本文抜粋:
....

医療の高度化によって患者ごとの診療や検査のデータが増え、診察の際にデータを入力したり参照したりする時間が延びている。その時間を短縮し、医療者がタイミングよく、必要な情報を得られるネットワークを、群馬大病院(前橋市)とNECネッツエスアイ(東京都)が共同で構築した。

群馬大病院とNECネッツエスアイが共同でネットワークを構築しましたが、どのような問題点を抱えていて、どのような改善を行なったのでしょうか?

■病院が抱えていた問題点

<医療>高速ネットで瞬時にカルテ 患者対応充実

(2017/2/26、毎日新聞)

「これまで電子カルテや検査画像を見るにはダウンロードに時間がかかり、医療者のストレスになっていた」と鳥飼准教授。

病院内の通信が遅いことにより、電子カルテや検査画像をすぐに見ることができずに、それが医療者のストレスになっていたそうです。

....

データ収集のエントリ:
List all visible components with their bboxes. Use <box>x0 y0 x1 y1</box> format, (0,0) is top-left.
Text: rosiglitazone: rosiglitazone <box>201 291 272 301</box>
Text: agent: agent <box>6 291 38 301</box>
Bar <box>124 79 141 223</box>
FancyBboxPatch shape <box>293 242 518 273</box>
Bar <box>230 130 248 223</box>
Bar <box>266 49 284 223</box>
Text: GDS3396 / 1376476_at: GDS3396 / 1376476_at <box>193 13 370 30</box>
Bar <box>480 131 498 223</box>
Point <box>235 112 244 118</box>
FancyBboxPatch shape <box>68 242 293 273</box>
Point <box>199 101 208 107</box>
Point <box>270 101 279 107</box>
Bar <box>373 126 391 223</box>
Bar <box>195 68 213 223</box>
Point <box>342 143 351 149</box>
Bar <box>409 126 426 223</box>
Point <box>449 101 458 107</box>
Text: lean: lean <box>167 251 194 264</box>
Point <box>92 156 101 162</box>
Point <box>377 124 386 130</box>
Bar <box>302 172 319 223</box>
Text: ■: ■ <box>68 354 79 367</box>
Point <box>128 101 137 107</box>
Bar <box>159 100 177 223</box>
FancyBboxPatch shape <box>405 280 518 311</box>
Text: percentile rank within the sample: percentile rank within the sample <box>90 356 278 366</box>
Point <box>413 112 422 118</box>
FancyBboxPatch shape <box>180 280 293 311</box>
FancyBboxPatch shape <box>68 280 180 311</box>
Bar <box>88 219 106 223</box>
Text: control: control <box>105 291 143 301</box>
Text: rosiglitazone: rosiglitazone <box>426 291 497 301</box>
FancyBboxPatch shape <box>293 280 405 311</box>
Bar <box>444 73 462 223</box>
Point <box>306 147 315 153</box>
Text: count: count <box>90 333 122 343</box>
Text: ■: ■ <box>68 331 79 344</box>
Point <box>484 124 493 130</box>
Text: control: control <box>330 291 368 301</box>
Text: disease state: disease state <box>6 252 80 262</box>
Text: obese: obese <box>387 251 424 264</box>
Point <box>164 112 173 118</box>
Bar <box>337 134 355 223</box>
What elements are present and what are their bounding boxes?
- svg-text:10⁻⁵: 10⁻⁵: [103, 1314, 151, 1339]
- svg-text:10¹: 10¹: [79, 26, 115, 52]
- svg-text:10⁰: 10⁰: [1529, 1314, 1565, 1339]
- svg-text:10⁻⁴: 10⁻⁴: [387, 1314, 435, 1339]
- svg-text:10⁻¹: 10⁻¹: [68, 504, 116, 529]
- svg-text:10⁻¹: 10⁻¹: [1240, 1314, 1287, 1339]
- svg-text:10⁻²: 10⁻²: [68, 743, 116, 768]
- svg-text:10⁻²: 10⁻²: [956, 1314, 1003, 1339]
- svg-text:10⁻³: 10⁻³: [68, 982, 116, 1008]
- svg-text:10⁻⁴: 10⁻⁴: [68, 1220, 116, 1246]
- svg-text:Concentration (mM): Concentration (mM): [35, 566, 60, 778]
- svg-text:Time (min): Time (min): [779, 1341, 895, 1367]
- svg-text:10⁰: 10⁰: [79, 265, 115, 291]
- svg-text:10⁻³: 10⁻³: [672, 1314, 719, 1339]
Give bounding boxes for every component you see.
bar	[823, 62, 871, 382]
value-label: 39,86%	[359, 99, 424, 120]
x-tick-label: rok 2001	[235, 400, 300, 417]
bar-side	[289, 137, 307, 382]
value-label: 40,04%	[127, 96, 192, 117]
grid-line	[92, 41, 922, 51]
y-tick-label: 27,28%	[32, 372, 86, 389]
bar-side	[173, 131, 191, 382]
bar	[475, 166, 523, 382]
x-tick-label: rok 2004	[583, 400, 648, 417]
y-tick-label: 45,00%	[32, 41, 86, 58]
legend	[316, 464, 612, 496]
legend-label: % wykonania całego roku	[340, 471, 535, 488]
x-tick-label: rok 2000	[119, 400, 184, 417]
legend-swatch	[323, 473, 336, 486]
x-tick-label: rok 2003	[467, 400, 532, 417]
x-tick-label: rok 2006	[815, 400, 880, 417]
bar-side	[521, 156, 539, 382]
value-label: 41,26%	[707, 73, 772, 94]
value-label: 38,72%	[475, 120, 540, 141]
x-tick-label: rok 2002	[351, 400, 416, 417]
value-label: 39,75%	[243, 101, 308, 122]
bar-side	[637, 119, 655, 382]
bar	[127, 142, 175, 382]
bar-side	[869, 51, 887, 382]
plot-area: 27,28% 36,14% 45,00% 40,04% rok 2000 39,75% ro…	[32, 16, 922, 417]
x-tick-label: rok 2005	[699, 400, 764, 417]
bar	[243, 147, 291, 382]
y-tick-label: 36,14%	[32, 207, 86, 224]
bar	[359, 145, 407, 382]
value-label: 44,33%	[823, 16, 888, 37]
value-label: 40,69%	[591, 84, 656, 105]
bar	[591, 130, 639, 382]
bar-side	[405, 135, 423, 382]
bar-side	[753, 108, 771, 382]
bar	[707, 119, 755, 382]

....

内容の活用:
- A) 本文のうち、「医療の高度化によって患者ごと」で始まり「になっていた」と鳥飼准教授。」まで続く部分を、そのまま繰り返してください。
- B) 本文に基づき、次の問いに答えてください。
(i) ネットワークを共同で構築したのは、どこですか。
(ii) 引用された記事は、いつ、どの新聞に掲載されたものですか。
(iii) 鳥飼准教授によれば、電子カルテや検査画像を見る際に何に時間がかかっていましたか。
解答には本文のみを用いてください。

演習の解答:
- A)
医療の高度化によって患者ごとの診療や検査のデータが増え、診察の際にデータを入力したり参照したりする時間が延びている。その時間を短縮し、医療者がタイミングよく、必要な情報を得られるネットワークを、群馬大病院(前橋市)とNECネッツエスアイ(東京都)が共同で構築した。

群馬大病院とNECネッツエスアイが共同でネットワークを構築しましたが、どのような問題点を抱えていて、どのような改善を行なったのでしょうか?

■病院が抱えていた問題点

<医療>高速ネットで瞬時にカルテ 患者対応充実

(2017/2/26、毎日新聞)

「これまで電子カルテや検査画像を見るにはダウンロードに時間がかかり、医療者のストレスになっていた」と鳥飼准教授。

- B)
(i) 群馬大病院(前橋市)とNECネッツエスアイ(東京都)です。
(ii) 2017/2/26、毎日新聞に掲載されたものです。
(iii) ダウンロードに時間がかかっていました。